#### PASSAGE
◆ ◆ ◆ ◆ ◆ ◆ ◆
It can immediately be observed that the masses of the parent particles reconstructed via the $K^-\pi^+\pi^0$ decay mode have extremely large values compared to those reconstructed via the other decay modes. Since the sample size is very small, these masses will not be investigated visually. Prior visual exploration revealed also that the peak generated by the particles reconstructed via the $\pi^+\pi^-$ decay mode is very high compared to the peaks for the other modes, due to the substantial number of combinations (and hence of parent particles) it yielded. I will therefore plot these data separately (Figure 4), not to obscure the pattern in the masses from the $K^-\pi^+\pi^+$, $K^+K^-$ and $K^-\pi^+$ decay modes. Since these three modes are instead reasonably comparable in range and size, there is no point not in plotting them together (Figure 5). The histograms related to the same decay mode will be coloured in the same way both for MC simulated data and real CLEO data, so as to facilitate comparisons.

In [64]:
fig,ax = plt.subplots()
ax.hist(pipi_CLEO_df['mass'], range = (0.25,2),  bins = 30,  color = 'green')
ax.set_title('Parent particles reconstructed via the $\pi^+ \pi^-$ decay mode \n from real CLEO data (Figure 4)')
◆ ◆ ◆ ◆ ◆ ◆ ◆
#### ENTRIES PROVIDED

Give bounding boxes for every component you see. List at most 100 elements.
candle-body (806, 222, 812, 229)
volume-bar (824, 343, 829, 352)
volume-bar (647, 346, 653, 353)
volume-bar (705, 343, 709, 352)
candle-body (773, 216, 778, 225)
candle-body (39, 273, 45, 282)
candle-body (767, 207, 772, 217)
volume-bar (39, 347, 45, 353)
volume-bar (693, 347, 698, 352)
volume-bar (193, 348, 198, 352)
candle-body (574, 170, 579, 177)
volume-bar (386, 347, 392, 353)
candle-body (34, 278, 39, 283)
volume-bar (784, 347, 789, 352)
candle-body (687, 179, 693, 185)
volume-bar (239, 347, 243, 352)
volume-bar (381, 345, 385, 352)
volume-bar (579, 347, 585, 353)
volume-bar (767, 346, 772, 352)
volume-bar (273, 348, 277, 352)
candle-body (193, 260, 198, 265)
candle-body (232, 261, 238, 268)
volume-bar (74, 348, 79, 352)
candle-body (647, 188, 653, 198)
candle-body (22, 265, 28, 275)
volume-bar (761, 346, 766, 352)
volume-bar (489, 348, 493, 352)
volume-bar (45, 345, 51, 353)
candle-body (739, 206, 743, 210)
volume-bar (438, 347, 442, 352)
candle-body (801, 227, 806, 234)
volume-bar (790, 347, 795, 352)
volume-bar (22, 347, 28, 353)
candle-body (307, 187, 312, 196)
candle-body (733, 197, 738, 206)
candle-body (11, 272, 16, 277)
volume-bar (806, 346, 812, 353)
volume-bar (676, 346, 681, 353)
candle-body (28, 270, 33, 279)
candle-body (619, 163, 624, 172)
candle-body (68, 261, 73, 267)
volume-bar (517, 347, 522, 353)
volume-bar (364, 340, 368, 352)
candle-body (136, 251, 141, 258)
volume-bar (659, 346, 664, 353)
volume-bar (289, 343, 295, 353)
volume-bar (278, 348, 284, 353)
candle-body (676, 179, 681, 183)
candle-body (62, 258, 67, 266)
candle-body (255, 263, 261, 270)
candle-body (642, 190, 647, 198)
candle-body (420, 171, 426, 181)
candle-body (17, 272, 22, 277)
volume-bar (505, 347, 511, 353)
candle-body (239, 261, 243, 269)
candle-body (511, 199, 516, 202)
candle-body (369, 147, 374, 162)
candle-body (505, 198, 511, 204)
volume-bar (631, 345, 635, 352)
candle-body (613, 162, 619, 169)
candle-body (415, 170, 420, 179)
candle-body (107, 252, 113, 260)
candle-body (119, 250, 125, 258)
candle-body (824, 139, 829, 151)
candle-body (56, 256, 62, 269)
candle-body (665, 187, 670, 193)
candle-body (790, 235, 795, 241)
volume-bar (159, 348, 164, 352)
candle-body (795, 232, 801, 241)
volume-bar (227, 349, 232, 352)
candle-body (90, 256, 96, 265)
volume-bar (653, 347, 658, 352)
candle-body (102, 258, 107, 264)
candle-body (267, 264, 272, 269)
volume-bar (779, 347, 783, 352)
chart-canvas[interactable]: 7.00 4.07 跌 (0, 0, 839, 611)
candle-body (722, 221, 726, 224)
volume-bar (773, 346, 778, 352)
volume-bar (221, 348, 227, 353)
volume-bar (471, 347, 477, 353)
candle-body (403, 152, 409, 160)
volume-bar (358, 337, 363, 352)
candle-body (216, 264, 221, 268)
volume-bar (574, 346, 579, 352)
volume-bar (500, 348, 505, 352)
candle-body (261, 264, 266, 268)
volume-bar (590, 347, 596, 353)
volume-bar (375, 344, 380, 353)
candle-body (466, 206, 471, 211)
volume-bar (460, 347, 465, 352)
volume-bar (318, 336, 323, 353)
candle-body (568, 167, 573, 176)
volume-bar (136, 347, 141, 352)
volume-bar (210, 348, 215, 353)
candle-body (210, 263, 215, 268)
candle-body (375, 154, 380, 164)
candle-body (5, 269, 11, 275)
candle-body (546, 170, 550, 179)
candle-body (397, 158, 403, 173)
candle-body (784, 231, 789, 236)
◆ ◆ ◆ ◆ ◆ ◆ ◆
#### PROBLEMS TO SOLVE
[a] Answer these questions from the notebook excerpt on reconstructed parent-particle masses, one answer per line:
(i) Which decay mode gives parent-particle masses that are extremely large compared with the other modes?
(ii) Why are the $\pi^+\pi^-$ data plotted on their own?
(iii) What range and number of bins does the histogram call in the code use?
[b] List every decay mode named in the notebook excerpt on reconstructed parent-particle masses.
[c] Continue the notebook excerpt on reconstructed parent-particle masses, starting after its last line of code.

#### ANSWERS FOR THE EXERCISE
[a]
(i) The $K^-\pi^+\pi^0$ decay mode.
(ii) Its peak is very high compared with the other modes' peaks, so plotting these data separately keeps them from obscuring the pattern in the masses from the $K^-\pi^+\pi^+$, $K^+K^-$ and $K^-\pi^+$ modes.
(iii) A range of (0.25, 2) and 30 bins.

[b]
- $K^-\pi^+\pi^0$
- $\pi^+\pi^-$
- $K^-\pi^+\pi^+$
- $K^+K^-$
- $K^-\pi^+$

[c]
ax.set_xlabel('Mass ($GeV/c^2$)')
ax.set_ylabel('Number of parent particles')
plt.show

<IPython.core.display.Javascript object>

<function matplotlib.pyplot.show(block=None)>

Differently from what expected, the peak generated by the masses of particles reconstructed via the $\pi^+\pi^-$ mode is not located at 1.86 $GeV/c^2$ (the approximate location of $D^0$ mesons), rather at about 0.3 $GeV/c^2$. Interestingly, this is the same position at which the unexpected peak of masses of parent particles reconstructed through the same decay mode, but from MC simulated data, occurred (see Figure 3). We may interpret this as an indication that the peak may not be caused by simple random variation: it seems to be the clue of a particle! At this stage, however, I lack the knowledge and analysis tools necessary to infer more deeply about this issue.

In [65]:
fig,ax = plt.subplots()
ax.hist(Kpipi_CLEO_df['mass'], range = (0,4), bins = 30, histtype = 'step', label = '$K^- \pi^+\pi^+$', color = '#1f77b4')
ax.hist(Kpi_CLEO_df['mass'], range = (0,4), bins = 30, histtype = 'step', label = '$K^- \pi^+$', color = 'red')
ax.hist(KK_CLEO_df['mass'], range = (0,4),bins = 30, histtype = 'step', label = '$K^+ K^-$', color = 'orange')
ax.set_title('Parent particles reconstructed via the $K^- \pi^+\pi^+$, $K^- \pi^+$ and $K^+ K^-$ \n decay modes from real CLEO data (Figure 5)')
ax.set_xlabel('Mass ($GeV/c^2$)')
ax.set_ylabel('Number of parent particles')
ax.legend(loc = 'upper left')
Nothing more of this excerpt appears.